■ Written exercise
Go through the records and show each line where the word "chevron" occurs.

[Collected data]
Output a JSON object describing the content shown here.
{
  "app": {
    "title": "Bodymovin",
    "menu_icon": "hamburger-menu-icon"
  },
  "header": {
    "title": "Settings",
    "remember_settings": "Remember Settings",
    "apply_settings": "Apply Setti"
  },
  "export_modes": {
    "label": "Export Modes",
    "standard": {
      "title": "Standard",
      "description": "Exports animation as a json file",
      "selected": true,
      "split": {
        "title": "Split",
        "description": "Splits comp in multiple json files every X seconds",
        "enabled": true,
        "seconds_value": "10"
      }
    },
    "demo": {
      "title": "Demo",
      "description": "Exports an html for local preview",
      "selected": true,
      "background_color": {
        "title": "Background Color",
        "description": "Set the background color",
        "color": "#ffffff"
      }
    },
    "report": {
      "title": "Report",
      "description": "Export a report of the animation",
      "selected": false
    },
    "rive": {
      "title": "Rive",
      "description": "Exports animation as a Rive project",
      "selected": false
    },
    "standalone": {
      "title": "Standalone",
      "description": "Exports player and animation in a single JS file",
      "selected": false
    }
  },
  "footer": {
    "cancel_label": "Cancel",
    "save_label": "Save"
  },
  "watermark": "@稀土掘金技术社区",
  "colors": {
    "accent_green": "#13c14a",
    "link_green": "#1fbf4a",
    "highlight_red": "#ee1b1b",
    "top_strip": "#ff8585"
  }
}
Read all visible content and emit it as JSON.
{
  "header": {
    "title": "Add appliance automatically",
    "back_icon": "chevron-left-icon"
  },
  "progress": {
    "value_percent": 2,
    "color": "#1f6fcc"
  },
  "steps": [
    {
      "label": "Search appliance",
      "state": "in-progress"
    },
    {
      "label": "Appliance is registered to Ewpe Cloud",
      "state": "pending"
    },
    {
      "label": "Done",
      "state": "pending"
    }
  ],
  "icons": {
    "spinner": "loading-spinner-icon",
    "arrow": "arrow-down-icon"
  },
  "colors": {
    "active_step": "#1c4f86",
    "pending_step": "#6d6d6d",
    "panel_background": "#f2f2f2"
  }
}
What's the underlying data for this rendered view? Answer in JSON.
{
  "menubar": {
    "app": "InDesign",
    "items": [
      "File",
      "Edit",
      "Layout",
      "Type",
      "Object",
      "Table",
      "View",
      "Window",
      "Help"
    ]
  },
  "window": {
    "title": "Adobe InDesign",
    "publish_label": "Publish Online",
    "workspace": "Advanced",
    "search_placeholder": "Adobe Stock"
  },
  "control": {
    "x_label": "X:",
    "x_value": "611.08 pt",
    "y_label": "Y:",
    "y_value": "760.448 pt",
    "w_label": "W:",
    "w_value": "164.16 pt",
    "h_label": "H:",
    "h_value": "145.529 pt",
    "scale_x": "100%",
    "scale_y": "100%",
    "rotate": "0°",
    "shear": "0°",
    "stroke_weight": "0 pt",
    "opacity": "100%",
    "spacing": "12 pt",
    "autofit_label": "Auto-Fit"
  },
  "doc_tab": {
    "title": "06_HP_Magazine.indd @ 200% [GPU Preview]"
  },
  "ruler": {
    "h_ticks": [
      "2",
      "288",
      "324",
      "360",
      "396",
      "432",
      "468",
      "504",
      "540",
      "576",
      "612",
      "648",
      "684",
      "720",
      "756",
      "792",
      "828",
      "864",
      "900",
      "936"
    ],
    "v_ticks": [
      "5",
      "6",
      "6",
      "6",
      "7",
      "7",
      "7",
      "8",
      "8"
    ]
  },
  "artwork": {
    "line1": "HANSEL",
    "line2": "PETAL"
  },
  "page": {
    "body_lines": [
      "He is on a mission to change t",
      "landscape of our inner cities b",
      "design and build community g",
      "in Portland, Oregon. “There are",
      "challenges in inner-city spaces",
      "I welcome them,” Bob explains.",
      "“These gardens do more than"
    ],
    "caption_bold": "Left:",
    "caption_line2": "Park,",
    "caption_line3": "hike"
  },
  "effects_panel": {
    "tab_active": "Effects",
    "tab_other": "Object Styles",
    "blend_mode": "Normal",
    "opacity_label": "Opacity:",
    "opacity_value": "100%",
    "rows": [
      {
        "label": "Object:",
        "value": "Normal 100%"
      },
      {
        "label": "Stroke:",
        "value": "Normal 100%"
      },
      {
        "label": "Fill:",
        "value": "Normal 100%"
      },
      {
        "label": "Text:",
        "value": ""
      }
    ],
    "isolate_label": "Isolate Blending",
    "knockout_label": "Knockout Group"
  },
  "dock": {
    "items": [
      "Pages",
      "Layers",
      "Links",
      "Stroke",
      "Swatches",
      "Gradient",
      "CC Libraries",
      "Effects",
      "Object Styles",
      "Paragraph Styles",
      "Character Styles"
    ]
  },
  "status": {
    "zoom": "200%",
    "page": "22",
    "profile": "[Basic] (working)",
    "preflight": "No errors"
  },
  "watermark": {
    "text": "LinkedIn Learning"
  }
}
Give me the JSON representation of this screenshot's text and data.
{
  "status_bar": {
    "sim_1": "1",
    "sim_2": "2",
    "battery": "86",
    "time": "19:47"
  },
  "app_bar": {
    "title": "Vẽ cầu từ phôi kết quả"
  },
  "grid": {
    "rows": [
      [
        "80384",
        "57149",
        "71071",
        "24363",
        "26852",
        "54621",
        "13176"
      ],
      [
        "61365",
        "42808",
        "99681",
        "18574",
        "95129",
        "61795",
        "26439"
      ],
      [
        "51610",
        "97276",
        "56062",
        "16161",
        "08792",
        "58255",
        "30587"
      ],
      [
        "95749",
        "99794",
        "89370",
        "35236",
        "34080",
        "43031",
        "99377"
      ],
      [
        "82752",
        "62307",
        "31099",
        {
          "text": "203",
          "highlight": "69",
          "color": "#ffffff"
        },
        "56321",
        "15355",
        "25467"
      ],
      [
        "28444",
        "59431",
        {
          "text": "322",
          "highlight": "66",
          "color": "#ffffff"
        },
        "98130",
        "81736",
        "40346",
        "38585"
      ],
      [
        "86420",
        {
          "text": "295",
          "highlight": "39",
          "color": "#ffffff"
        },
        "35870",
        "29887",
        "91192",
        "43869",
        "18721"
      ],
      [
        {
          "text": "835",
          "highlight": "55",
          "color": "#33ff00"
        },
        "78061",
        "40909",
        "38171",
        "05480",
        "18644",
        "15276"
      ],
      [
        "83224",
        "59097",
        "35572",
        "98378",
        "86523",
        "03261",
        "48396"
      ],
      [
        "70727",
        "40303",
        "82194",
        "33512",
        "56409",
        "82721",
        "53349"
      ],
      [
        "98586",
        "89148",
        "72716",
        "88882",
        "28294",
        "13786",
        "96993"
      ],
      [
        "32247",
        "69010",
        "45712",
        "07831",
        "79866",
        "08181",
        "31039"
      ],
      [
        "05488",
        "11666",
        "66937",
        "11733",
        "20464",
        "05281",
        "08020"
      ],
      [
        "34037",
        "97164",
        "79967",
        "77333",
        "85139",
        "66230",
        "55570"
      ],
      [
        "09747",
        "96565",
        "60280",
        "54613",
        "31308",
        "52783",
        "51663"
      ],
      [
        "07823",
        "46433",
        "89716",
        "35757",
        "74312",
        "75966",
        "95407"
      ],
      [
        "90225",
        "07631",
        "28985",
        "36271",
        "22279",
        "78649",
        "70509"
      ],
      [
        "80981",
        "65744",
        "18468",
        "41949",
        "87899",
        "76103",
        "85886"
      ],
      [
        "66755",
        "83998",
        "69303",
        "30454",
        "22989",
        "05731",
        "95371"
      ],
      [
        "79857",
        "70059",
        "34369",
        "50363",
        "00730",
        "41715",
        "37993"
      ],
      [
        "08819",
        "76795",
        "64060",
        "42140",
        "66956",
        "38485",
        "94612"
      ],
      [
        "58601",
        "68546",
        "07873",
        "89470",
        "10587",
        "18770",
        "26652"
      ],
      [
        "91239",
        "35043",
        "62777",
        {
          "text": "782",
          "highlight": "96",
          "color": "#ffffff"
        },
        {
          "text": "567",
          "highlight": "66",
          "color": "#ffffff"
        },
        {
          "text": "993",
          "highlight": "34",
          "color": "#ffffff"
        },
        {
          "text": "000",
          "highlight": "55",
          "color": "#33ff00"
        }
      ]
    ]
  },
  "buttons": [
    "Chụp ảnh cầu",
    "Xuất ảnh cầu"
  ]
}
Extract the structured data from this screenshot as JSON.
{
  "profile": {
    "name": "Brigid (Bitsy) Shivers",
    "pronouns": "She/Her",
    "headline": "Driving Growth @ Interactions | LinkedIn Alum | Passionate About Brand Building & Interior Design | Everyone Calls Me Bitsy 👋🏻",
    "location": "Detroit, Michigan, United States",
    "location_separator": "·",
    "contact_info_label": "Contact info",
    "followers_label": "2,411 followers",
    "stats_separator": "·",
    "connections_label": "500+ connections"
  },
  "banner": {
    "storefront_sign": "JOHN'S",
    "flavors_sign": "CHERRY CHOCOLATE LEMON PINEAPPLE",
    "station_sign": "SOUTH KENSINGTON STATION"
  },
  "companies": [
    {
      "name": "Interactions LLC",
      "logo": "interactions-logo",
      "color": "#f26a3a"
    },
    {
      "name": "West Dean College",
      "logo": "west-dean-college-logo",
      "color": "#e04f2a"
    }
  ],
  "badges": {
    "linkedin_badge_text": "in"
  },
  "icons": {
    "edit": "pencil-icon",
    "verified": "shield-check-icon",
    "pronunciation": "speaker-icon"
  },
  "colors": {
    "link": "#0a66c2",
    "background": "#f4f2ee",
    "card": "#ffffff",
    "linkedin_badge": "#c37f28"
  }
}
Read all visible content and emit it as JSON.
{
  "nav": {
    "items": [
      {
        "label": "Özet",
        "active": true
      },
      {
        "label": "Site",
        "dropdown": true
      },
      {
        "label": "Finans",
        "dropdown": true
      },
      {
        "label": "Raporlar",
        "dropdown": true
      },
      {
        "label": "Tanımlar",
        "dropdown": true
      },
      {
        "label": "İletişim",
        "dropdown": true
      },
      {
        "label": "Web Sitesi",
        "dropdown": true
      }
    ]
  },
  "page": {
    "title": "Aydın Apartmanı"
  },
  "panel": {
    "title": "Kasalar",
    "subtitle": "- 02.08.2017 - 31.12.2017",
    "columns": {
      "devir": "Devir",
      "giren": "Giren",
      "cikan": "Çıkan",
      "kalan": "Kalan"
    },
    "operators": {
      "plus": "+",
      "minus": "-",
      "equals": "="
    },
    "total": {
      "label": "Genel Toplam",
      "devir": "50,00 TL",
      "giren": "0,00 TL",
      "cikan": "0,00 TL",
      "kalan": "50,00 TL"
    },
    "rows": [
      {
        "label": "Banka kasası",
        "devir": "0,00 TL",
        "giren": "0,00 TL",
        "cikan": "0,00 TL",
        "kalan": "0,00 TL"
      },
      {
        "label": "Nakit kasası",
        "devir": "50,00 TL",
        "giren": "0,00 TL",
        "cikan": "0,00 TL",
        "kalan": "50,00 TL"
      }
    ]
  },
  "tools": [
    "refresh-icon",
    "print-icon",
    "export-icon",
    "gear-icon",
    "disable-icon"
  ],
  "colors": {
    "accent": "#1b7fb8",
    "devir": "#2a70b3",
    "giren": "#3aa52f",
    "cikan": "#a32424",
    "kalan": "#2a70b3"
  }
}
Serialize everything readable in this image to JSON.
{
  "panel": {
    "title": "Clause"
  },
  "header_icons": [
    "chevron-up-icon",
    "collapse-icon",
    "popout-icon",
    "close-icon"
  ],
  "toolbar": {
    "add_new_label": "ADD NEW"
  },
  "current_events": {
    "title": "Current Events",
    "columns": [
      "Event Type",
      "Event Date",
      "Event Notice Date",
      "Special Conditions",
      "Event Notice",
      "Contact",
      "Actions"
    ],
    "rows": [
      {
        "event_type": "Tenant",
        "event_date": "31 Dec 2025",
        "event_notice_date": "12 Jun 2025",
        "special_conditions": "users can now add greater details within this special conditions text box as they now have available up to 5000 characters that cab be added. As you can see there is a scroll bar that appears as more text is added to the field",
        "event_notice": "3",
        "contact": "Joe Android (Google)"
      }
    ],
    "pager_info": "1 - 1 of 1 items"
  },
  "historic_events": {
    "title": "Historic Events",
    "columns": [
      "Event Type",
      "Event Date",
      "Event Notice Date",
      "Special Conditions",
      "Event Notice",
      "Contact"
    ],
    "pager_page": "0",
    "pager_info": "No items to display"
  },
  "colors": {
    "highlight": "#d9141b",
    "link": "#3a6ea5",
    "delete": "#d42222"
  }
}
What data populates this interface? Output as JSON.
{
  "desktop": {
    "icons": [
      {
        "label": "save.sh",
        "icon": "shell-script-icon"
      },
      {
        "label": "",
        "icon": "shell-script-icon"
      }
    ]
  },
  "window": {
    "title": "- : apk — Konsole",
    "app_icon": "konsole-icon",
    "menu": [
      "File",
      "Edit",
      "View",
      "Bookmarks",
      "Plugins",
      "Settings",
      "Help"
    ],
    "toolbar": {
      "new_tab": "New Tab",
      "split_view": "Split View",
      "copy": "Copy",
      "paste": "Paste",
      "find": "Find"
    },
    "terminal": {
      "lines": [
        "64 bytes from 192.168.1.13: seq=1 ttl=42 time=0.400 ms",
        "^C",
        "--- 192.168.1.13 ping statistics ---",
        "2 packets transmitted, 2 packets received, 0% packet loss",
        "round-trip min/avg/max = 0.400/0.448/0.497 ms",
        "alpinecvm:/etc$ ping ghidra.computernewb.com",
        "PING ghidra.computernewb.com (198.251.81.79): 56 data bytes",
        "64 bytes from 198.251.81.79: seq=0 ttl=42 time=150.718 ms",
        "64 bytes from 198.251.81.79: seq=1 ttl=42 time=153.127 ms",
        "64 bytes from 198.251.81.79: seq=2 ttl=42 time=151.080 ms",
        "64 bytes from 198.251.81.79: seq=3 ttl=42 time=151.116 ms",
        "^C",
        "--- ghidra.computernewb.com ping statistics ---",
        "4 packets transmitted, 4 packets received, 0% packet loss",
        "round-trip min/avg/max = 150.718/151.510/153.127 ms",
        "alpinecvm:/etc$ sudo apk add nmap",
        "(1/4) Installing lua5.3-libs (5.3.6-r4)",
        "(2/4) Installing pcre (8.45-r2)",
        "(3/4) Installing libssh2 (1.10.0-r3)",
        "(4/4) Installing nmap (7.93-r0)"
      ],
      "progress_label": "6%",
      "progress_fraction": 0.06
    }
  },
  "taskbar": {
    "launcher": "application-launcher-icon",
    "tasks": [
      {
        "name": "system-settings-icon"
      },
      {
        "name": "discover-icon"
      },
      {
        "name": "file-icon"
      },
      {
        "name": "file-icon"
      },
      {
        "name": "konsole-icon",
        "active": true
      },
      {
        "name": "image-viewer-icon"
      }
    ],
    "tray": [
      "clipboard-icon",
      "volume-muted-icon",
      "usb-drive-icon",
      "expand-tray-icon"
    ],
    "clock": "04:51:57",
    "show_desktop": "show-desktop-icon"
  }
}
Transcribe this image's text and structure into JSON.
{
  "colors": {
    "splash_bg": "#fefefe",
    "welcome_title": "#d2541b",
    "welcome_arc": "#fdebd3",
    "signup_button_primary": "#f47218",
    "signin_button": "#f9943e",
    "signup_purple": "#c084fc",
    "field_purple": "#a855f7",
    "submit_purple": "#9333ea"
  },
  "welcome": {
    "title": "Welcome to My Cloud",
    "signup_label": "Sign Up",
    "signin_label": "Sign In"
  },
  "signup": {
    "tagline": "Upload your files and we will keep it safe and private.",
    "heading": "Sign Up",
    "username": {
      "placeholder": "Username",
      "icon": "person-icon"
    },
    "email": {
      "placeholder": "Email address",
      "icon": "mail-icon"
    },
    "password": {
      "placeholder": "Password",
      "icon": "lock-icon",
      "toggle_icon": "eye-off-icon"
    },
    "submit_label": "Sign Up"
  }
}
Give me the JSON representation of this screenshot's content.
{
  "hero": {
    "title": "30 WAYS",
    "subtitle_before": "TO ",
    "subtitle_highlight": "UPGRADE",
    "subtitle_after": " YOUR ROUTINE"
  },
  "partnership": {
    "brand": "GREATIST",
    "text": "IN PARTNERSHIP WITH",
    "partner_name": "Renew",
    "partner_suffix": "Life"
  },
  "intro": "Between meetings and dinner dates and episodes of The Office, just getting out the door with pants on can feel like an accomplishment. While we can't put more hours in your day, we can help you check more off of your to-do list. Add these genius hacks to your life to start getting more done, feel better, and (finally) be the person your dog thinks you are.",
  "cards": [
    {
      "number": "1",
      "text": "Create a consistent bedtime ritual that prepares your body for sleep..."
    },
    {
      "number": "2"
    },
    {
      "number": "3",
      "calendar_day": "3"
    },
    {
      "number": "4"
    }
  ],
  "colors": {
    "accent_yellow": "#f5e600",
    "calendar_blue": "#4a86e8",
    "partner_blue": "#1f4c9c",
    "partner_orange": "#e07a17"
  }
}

■ Full output
    "back_icon": "chevron-left-icon"
    "chevron-up-icon",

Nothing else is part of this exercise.